--- Task requirements ---
Exclude the pictures, then repeat the remaining data exactly.

--- Dataset ---
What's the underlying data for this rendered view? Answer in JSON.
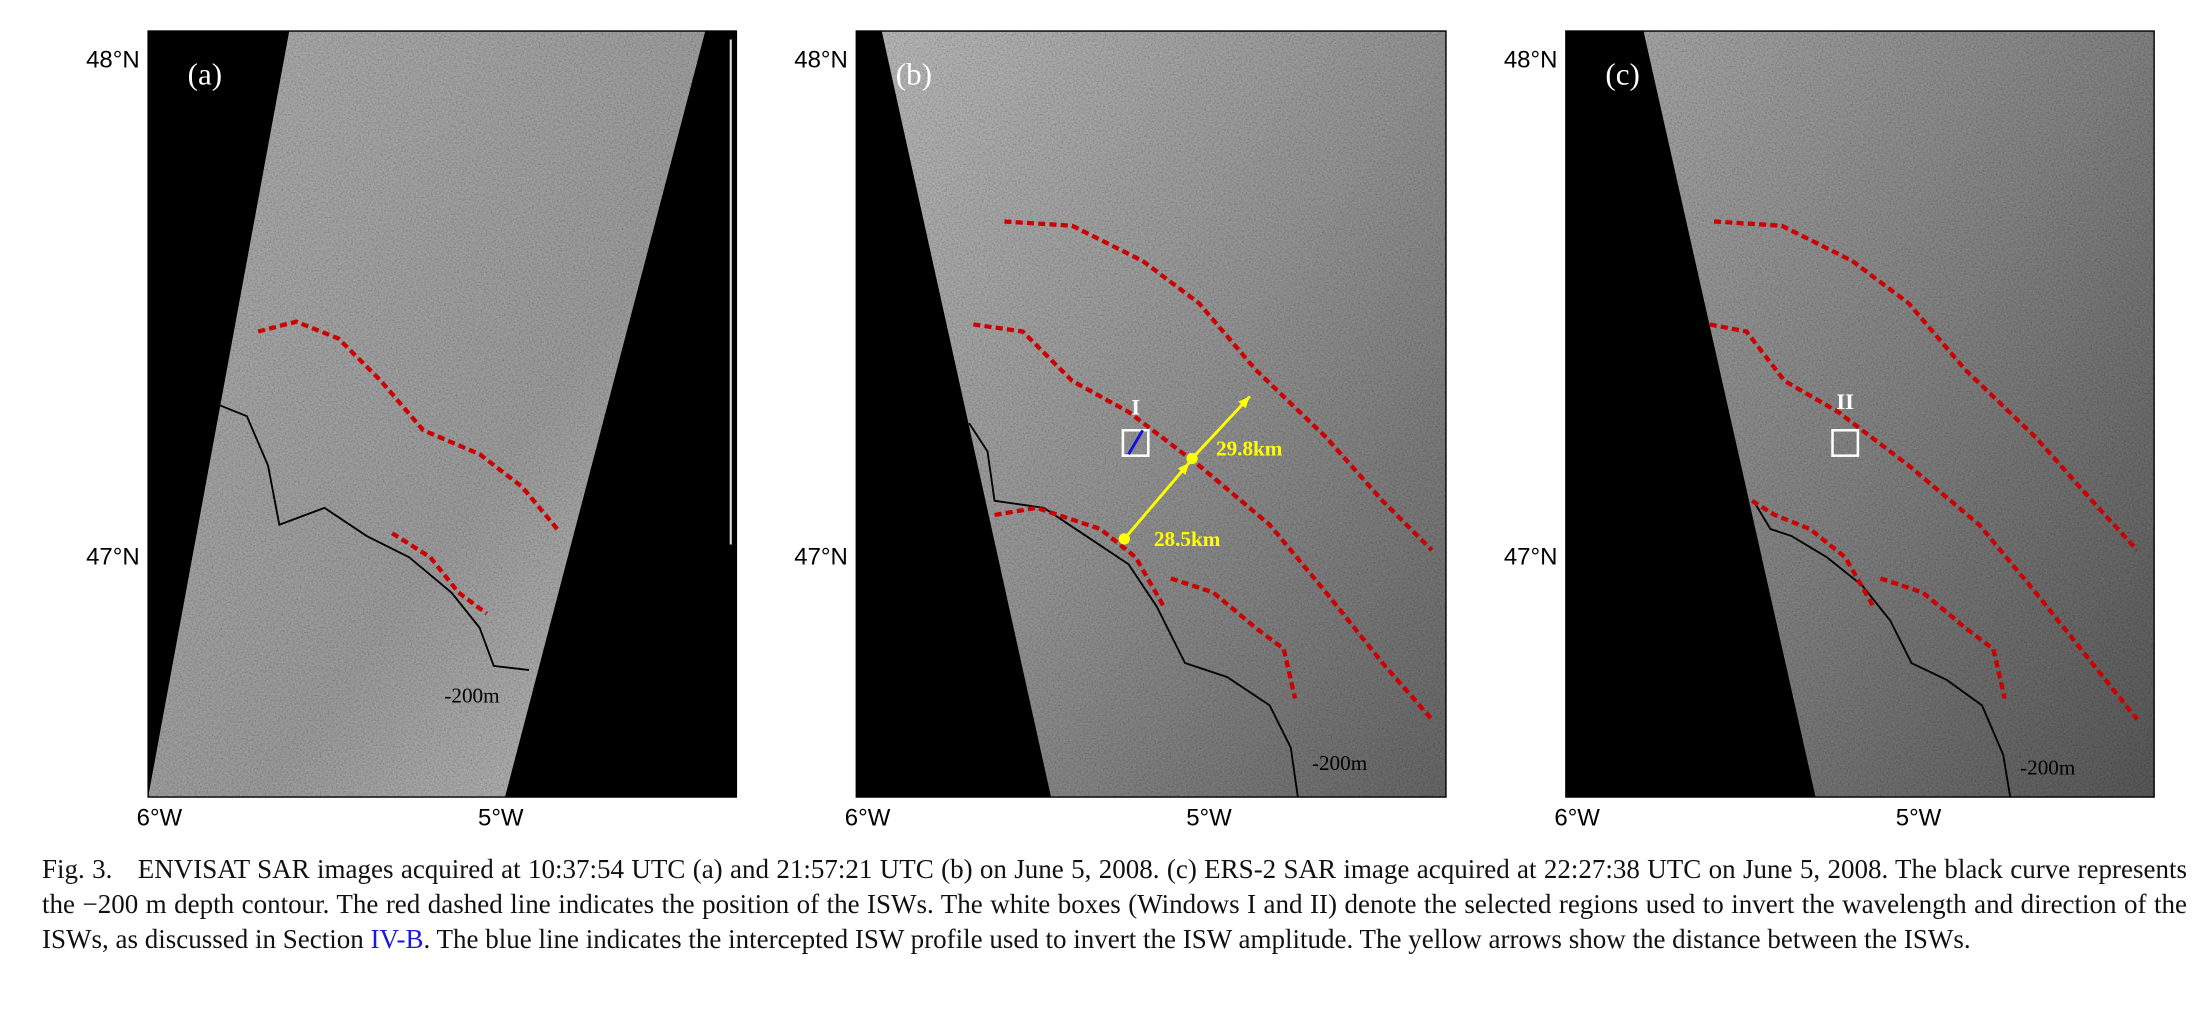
{
  "figure": {
    "panels": [
      {
        "label": "(a)",
        "lat_labels": [
          "48°N",
          "47°N"
        ],
        "lon_labels": [
          "6°W",
          "5°W"
        ],
        "annotations": [
          "-200m"
        ]
      },
      {
        "label": "(b)",
        "lat_labels": [
          "48°N",
          "47°N"
        ],
        "lon_labels": [
          "6°W",
          "5°W"
        ],
        "annotations": [
          "-200m",
          "I",
          "29.8km",
          "28.5km"
        ]
      },
      {
        "label": "(c)",
        "lat_labels": [
          "48°N",
          "47°N"
        ],
        "lon_labels": [
          "6°W",
          "5°W"
        ],
        "annotations": [
          "-200m",
          "II"
        ]
      }
    ],
    "caption": {
      "label": "Fig. 3.",
      "text_before": "ENVISAT SAR images acquired at 10:37:54 UTC (a) and 21:57:21 UTC (b) on June 5, 2008. (c) ERS-2 SAR image acquired at 22:27:38 UTC on June 5, 2008. The black curve represents the −200 m depth contour. The red dashed line indicates the position of the ISWs. The white boxes (Windows I and II) denote the selected regions used to invert the wavelength and direction of the ISWs, as discussed in Section",
      "link": "IV-B",
      "text_after": ". The blue line indicates the intercepted ISW profile used to invert the ISW amplitude. The yellow arrows show the distance between the ISWs."
    }
  }
}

--- Response to the exercise ---
What's the underlying data for this rendered view? Answer in JSON.
{
  "figure": {
    "panels": [
      {
        "label": "(a)",
        "lat_labels": [
          "48°N",
          "47°N"
        ],
        "lon_labels": [
          "6°W",
          "5°W"
        ],
        "annotations": [
          "-200m"
        ]
      },
      {
        "label": "(b)",
        "lat_labels": [
          "48°N",
          "47°N"
        ],
        "lon_labels": [
          "6°W",
          "5°W"
        ],
        "annotations": [
          "-200m",
          "I",
          "29.8km",
          "28.5km"
        ]
      },
      {
        "label": "(c)",
        "lat_labels": [
          "48°N",
          "47°N"
        ],
        "lon_labels": [
          "6°W",
          "5°W"
        ],
        "annotations": [
          "-200m",
          "II"
        ]
      }
    ],
    "caption": {
      "label": "Fig. 3.",
      "text_before": "ENVISAT SAR images acquired at 10:37:54 UTC (a) and 21:57:21 UTC (b) on June 5, 2008. (c) ERS-2 SAR image acquired at 22:27:38 UTC on June 5, 2008. The black curve represents the −200 m depth contour. The red dashed line indicates the position of the ISWs. The white boxes (Windows I and II) denote the selected regions used to invert the wavelength and direction of the ISWs, as discussed in Section",
      "link": "IV-B",
      "text_after": ". The blue line indicates the intercepted ISW profile used to invert the ISW amplitude. The yellow arrows show the distance between the ISWs."
    }
  }
}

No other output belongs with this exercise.